%%

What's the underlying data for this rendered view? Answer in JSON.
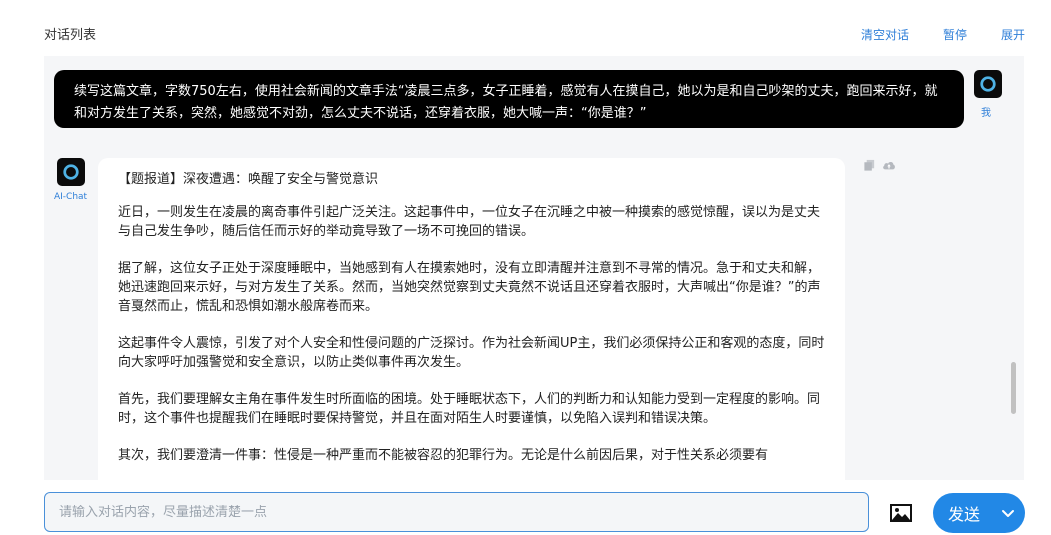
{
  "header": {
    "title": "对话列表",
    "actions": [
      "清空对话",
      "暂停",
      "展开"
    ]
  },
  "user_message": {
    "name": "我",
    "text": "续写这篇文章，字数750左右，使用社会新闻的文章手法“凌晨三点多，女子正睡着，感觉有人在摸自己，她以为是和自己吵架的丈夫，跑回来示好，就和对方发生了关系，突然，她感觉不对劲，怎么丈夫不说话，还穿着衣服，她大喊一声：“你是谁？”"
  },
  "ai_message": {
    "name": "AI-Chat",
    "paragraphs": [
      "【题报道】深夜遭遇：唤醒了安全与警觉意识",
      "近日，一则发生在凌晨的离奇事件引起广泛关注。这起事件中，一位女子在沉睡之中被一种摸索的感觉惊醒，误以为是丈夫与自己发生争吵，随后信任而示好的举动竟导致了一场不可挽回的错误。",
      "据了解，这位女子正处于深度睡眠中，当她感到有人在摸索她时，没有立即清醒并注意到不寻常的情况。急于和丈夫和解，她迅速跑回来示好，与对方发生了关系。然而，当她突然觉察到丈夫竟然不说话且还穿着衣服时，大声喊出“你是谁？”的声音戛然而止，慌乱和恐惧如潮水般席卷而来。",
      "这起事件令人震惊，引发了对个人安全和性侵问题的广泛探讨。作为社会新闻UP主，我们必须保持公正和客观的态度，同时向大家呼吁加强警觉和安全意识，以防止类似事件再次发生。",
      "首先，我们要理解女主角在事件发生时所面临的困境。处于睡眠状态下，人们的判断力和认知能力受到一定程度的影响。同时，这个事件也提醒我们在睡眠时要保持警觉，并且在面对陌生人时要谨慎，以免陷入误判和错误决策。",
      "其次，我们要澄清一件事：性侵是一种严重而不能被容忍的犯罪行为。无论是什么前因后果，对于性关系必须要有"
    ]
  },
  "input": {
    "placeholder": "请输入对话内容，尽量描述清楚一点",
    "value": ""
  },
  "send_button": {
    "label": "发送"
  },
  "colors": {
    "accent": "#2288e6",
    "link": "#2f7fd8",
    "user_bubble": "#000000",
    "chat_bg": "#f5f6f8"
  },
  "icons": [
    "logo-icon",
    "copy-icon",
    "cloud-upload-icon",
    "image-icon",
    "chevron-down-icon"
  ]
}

%%

* TASK INSTRUCTIONS:
Reproduce all of the material above word for word. Omit the pictures.

* PROBLEM SOLUTION:
What's the underlying data for this rendered view? Answer in JSON.
{
  "header": {
    "title": "对话列表",
    "actions": [
      "清空对话",
      "暂停",
      "展开"
    ]
  },
  "user_message": {
    "name": "我",
    "text": "续写这篇文章，字数750左右，使用社会新闻的文章手法“凌晨三点多，女子正睡着，感觉有人在摸自己，她以为是和自己吵架的丈夫，跑回来示好，就和对方发生了关系，突然，她感觉不对劲，怎么丈夫不说话，还穿着衣服，她大喊一声：“你是谁？”"
  },
  "ai_message": {
    "name": "AI-Chat",
    "paragraphs": [
      "【题报道】深夜遭遇：唤醒了安全与警觉意识",
      "近日，一则发生在凌晨的离奇事件引起广泛关注。这起事件中，一位女子在沉睡之中被一种摸索的感觉惊醒，误以为是丈夫与自己发生争吵，随后信任而示好的举动竟导致了一场不可挽回的错误。",
      "据了解，这位女子正处于深度睡眠中，当她感到有人在摸索她时，没有立即清醒并注意到不寻常的情况。急于和丈夫和解，她迅速跑回来示好，与对方发生了关系。然而，当她突然觉察到丈夫竟然不说话且还穿着衣服时，大声喊出“你是谁？”的声音戛然而止，慌乱和恐惧如潮水般席卷而来。",
      "这起事件令人震惊，引发了对个人安全和性侵问题的广泛探讨。作为社会新闻UP主，我们必须保持公正和客观的态度，同时向大家呼吁加强警觉和安全意识，以防止类似事件再次发生。",
      "首先，我们要理解女主角在事件发生时所面临的困境。处于睡眠状态下，人们的判断力和认知能力受到一定程度的影响。同时，这个事件也提醒我们在睡眠时要保持警觉，并且在面对陌生人时要谨慎，以免陷入误判和错误决策。",
      "其次，我们要澄清一件事：性侵是一种严重而不能被容忍的犯罪行为。无论是什么前因后果，对于性关系必须要有"
    ]
  },
  "input": {
    "placeholder": "请输入对话内容，尽量描述清楚一点",
    "value": ""
  },
  "send_button": {
    "label": "发送"
  },
  "colors": {
    "accent": "#2288e6",
    "link": "#2f7fd8",
    "user_bubble": "#000000",
    "chat_bg": "#f5f6f8"
  },
  "icons": [
    "logo-icon",
    "copy-icon",
    "cloud-upload-icon",
    "image-icon",
    "chevron-down-icon"
  ]
}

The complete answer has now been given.